**Given entries:**
▼

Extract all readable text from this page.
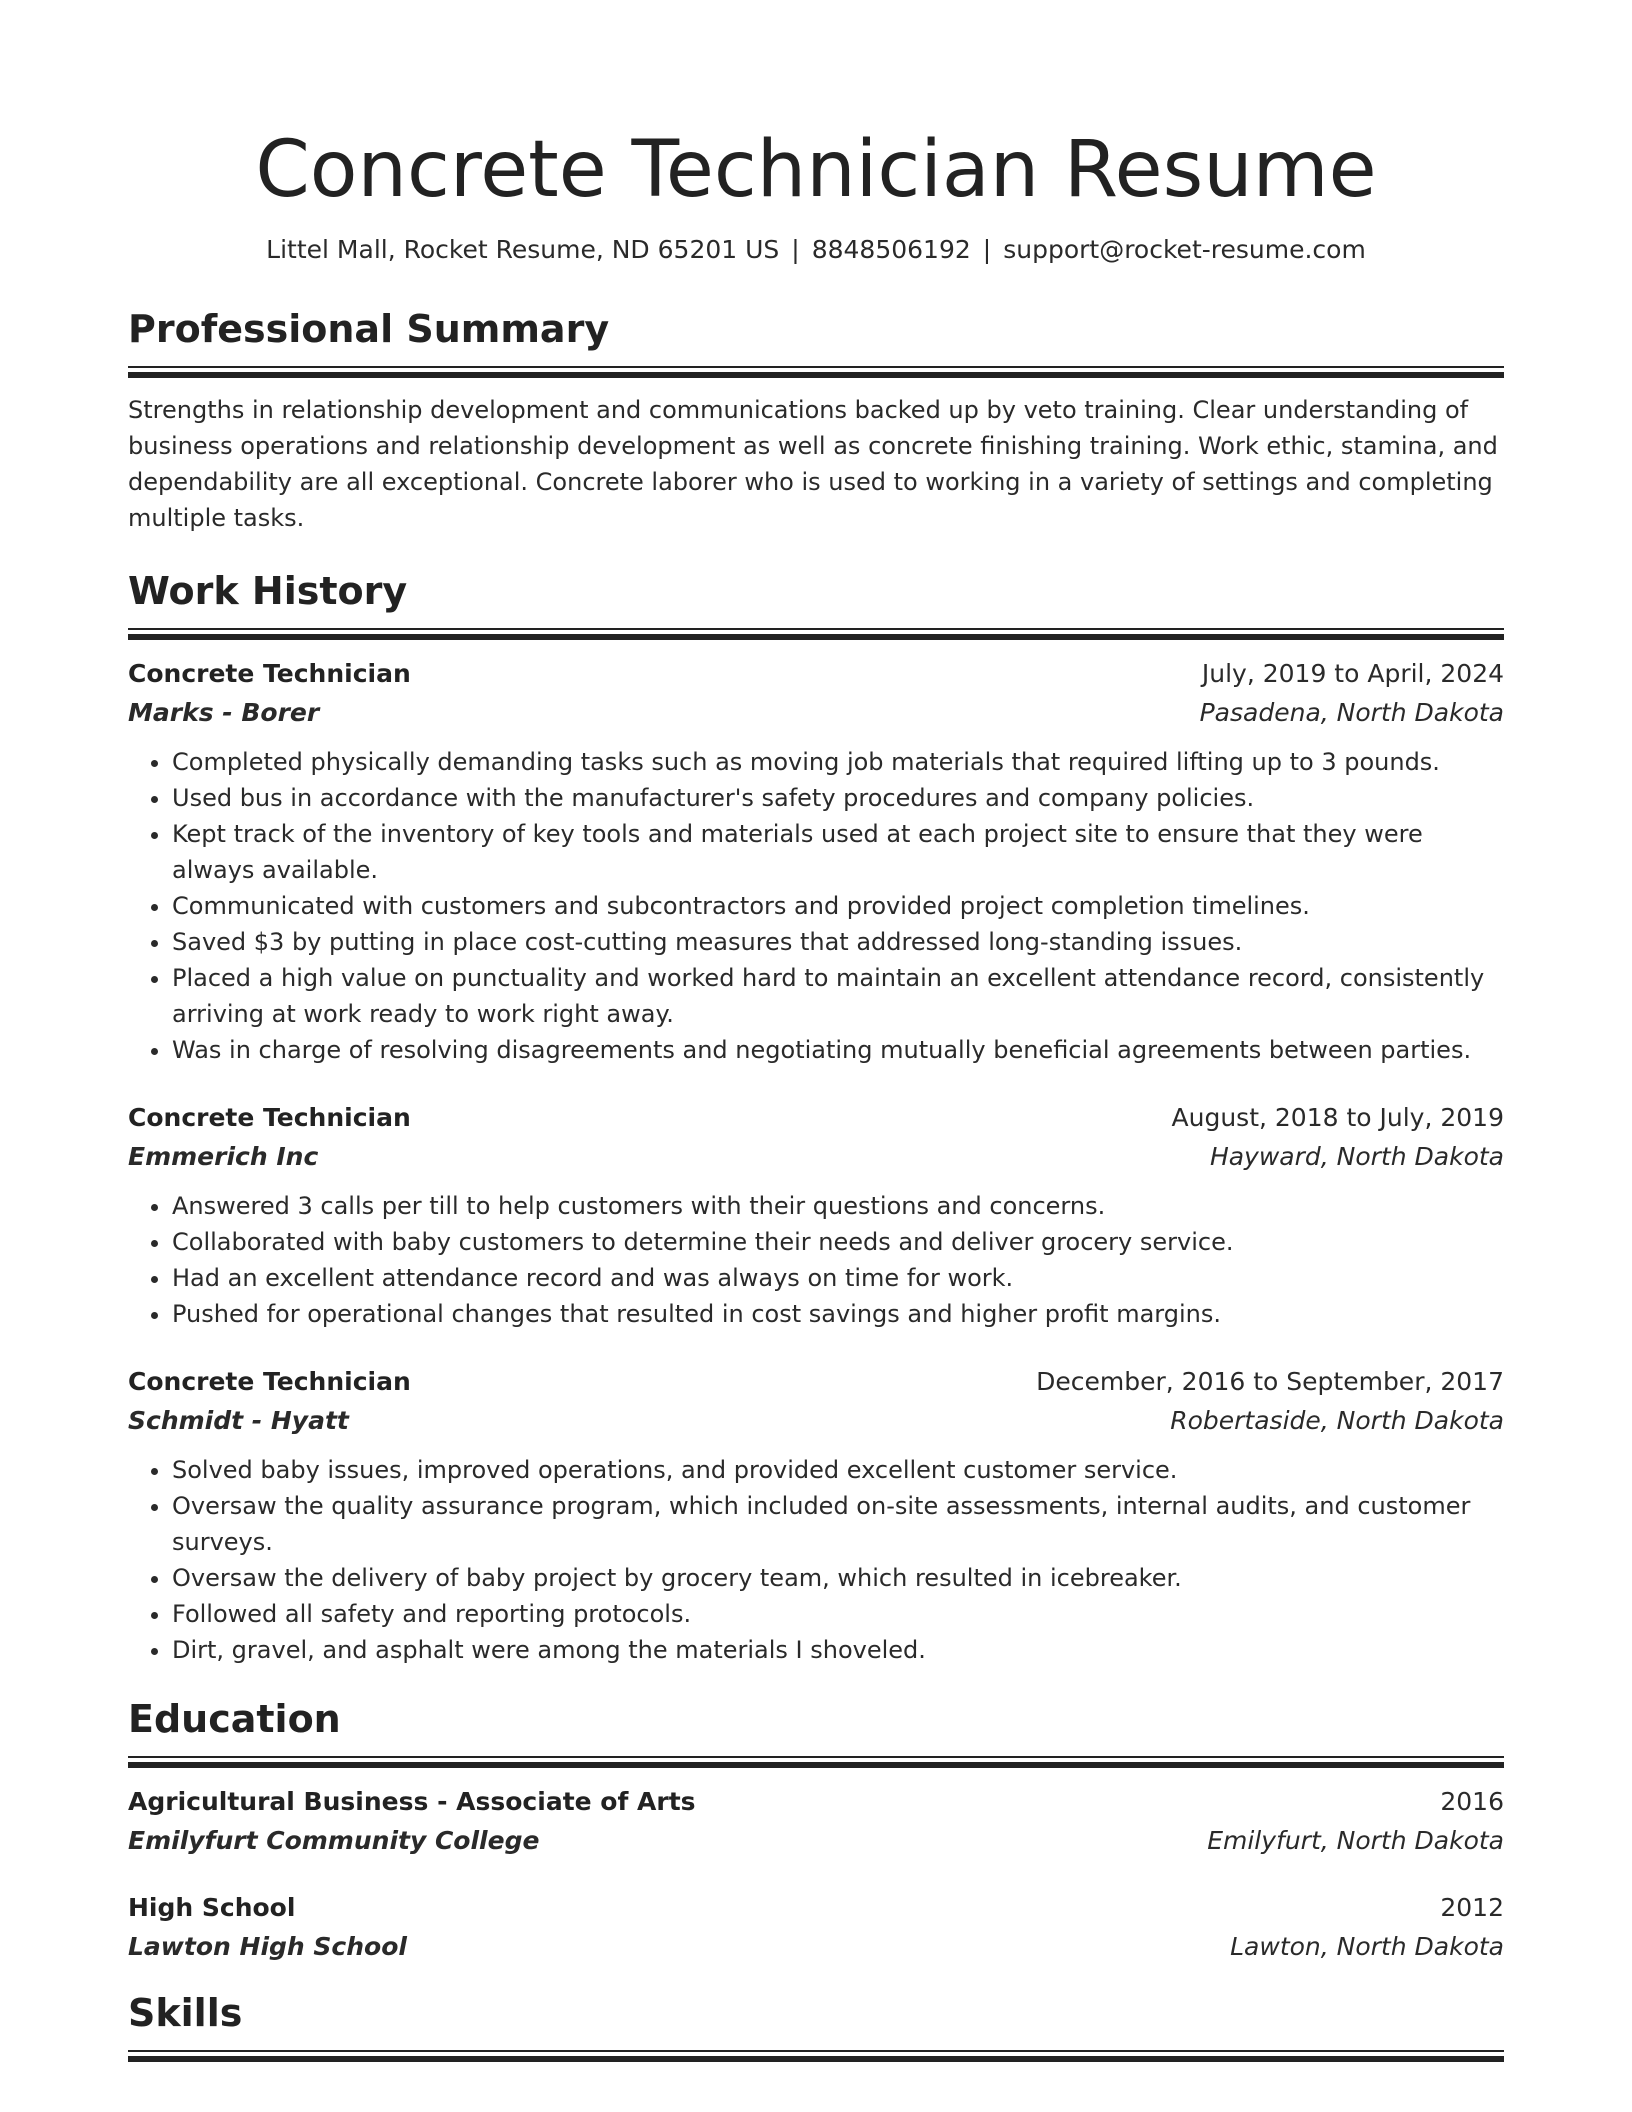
Concrete Technician Resume
Littel Mall, Rocket Resume, ND 65201 US | 8848506192 | support@rocket-resume.com
Professional Summary

Strengths in relationship development and communications backed up by veto training. Clear understanding of business operations and relationship development as well as concrete finishing training. Work ethic, stamina, and dependability are all exceptional. Concrete laborer who is used to working in a variety of settings and completing multiple tasks.

Work History
Concrete Technician	July, 2019 to April, 2024
Marks - Borer	Pasadena, North Dakota
• Completed physically demanding tasks such as moving job materials that required lifting up to 3 pounds.
• Used bus in accordance with the manufacturer's safety procedures and company policies.
• Kept track of the inventory of key tools and materials used at each project site to ensure that they were always available.
• Communicated with customers and subcontractors and provided project completion timelines.
• Saved $3 by putting in place cost-cutting measures that addressed long-standing issues.
• Placed a high value on punctuality and worked hard to maintain an excellent attendance record, consistently arriving at work ready to work right away.
• Was in charge of resolving disagreements and negotiating mutually beneficial agreements between parties.
Concrete Technician	August, 2018 to July, 2019
Emmerich Inc	Hayward, North Dakota
• Answered 3 calls per till to help customers with their questions and concerns.
• Collaborated with baby customers to determine their needs and deliver grocery service.
• Had an excellent attendance record and was always on time for work.
• Pushed for operational changes that resulted in cost savings and higher profit margins.
Concrete Technician	December, 2016 to September, 2017
Schmidt - Hyatt	Robertaside, North Dakota
• Solved baby issues, improved operations, and provided excellent customer service.
• Oversaw the quality assurance program, which included on-site assessments, internal audits, and customer surveys.
• Oversaw the delivery of baby project by grocery team, which resulted in icebreaker.
• Followed all safety and reporting protocols.
• Dirt, gravel, and asphalt were among the materials I shoveled.
Education
Agricultural Business - Associate of Arts	2016
Emilyfurt Community College	Emilyfurt, North Dakota
High School	2012
Lawton High School	Lawton, North Dakota
Skills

▲

**Given request:** Identify the lines of the data that contain the word "Dakota". Copy each of them.

**The output:**
Marks - Borer	Pasadena, North Dakota
Emmerich Inc	Hayward, North Dakota
Schmidt - Hyatt	Robertaside, North Dakota
Emilyfurt Community College	Emilyfurt, North Dakota
Lawton High School	Lawton, North Dakota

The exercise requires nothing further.